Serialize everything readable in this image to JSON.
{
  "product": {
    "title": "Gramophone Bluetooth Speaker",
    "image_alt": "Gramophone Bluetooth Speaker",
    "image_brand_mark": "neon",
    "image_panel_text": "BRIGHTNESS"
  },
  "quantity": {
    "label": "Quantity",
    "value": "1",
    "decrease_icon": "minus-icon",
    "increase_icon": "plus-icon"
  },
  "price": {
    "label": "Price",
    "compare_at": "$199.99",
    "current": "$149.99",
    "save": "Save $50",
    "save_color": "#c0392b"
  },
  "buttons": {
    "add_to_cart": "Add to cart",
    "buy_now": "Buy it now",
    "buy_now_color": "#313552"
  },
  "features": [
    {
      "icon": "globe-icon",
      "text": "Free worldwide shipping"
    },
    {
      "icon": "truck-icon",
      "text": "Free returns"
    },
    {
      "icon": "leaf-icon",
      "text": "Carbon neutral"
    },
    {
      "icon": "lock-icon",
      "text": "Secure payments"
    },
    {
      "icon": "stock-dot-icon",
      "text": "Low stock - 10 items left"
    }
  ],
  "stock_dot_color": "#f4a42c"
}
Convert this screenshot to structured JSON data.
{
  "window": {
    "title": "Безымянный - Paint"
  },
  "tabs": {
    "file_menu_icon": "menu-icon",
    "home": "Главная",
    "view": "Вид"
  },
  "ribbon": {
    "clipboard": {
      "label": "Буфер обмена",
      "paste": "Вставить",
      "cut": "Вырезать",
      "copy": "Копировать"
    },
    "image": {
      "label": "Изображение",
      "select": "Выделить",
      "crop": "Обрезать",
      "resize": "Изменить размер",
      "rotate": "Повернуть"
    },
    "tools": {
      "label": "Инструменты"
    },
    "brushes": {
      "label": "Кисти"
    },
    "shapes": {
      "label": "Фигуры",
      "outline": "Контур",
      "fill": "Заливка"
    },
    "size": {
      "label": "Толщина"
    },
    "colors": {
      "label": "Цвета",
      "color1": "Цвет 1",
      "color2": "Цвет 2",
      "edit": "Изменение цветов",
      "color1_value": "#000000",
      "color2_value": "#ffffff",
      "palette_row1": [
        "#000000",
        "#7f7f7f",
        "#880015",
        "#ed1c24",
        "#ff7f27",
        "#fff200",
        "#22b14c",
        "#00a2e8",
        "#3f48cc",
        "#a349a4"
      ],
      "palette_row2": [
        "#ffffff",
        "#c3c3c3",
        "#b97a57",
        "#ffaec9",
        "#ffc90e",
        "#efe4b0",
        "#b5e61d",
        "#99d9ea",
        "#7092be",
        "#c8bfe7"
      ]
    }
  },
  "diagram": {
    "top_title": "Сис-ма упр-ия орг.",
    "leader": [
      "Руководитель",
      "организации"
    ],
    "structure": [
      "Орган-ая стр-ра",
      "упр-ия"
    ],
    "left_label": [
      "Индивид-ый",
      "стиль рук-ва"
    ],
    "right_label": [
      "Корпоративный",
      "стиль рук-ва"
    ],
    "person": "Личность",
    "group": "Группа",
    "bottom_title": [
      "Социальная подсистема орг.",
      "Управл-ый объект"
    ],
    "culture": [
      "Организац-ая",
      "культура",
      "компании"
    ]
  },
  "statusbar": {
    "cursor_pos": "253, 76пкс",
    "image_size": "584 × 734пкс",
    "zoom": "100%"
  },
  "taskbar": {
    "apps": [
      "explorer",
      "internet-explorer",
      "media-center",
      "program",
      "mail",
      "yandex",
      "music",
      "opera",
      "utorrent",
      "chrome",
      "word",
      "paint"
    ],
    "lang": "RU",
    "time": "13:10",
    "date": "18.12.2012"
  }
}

● Written exercise: Return all the data above once more, precisely as given.

● Complete answer:
Serialize everything readable in this image to JSON.
{
  "product": {
    "title": "Gramophone Bluetooth Speaker",
    "image_alt": "Gramophone Bluetooth Speaker",
    "image_brand_mark": "neon",
    "image_panel_text": "BRIGHTNESS"
  },
  "quantity": {
    "label": "Quantity",
    "value": "1",
    "decrease_icon": "minus-icon",
    "increase_icon": "plus-icon"
  },
  "price": {
    "label": "Price",
    "compare_at": "$199.99",
    "current": "$149.99",
    "save": "Save $50",
    "save_color": "#c0392b"
  },
  "buttons": {
    "add_to_cart": "Add to cart",
    "buy_now": "Buy it now",
    "buy_now_color": "#313552"
  },
  "features": [
    {
      "icon": "globe-icon",
      "text": "Free worldwide shipping"
    },
    {
      "icon": "truck-icon",
      "text": "Free returns"
    },
    {
      "icon": "leaf-icon",
      "text": "Carbon neutral"
    },
    {
      "icon": "lock-icon",
      "text": "Secure payments"
    },
    {
      "icon": "stock-dot-icon",
      "text": "Low stock - 10 items left"
    }
  ],
  "stock_dot_color": "#f4a42c"
}
Convert this screenshot to structured JSON data.
{
  "window": {
    "title": "Безымянный - Paint"
  },
  "tabs": {
    "file_menu_icon": "menu-icon",
    "home": "Главная",
    "view": "Вид"
  },
  "ribbon": {
    "clipboard": {
      "label": "Буфер обмена",
      "paste": "Вставить",
      "cut": "Вырезать",
      "copy": "Копировать"
    },
    "image": {
      "label": "Изображение",
      "select": "Выделить",
      "crop": "Обрезать",
      "resize": "Изменить размер",
      "rotate": "Повернуть"
    },
    "tools": {
      "label": "Инструменты"
    },
    "brushes": {
      "label": "Кисти"
    },
    "shapes": {
      "label": "Фигуры",
      "outline": "Контур",
      "fill": "Заливка"
    },
    "size": {
      "label": "Толщина"
    },
    "colors": {
      "label": "Цвета",
      "color1": "Цвет 1",
      "color2": "Цвет 2",
      "edit": "Изменение цветов",
      "color1_value": "#000000",
      "color2_value": "#ffffff",
      "palette_row1": [
        "#000000",
        "#7f7f7f",
        "#880015",
        "#ed1c24",
        "#ff7f27",
        "#fff200",
        "#22b14c",
        "#00a2e8",
        "#3f48cc",
        "#a349a4"
      ],
      "palette_row2": [
        "#ffffff",
        "#c3c3c3",
        "#b97a57",
        "#ffaec9",
        "#ffc90e",
        "#efe4b0",
        "#b5e61d",
        "#99d9ea",
        "#7092be",
        "#c8bfe7"
      ]
    }
  },
  "diagram": {
    "top_title": "Сис-ма упр-ия орг.",
    "leader": [
      "Руководитель",
      "организации"
    ],
    "structure": [
      "Орган-ая стр-ра",
      "упр-ия"
    ],
    "left_label": [
      "Индивид-ый",
      "стиль рук-ва"
    ],
    "right_label": [
      "Корпоративный",
      "стиль рук-ва"
    ],
    "person": "Личность",
    "group": "Группа",
    "bottom_title": [
      "Социальная подсистема орг.",
      "Управл-ый объект"
    ],
    "culture": [
      "Организац-ая",
      "культура",
      "компании"
    ]
  },
  "statusbar": {
    "cursor_pos": "253, 76пкс",
    "image_size": "584 × 734пкс",
    "zoom": "100%"
  },
  "taskbar": {
    "apps": [
      "explorer",
      "internet-explorer",
      "media-center",
      "program",
      "mail",
      "yandex",
      "music",
      "opera",
      "utorrent",
      "chrome",
      "word",
      "paint"
    ],
    "lang": "RU",
    "time": "13:10",
    "date": "18.12.2012"
  }
}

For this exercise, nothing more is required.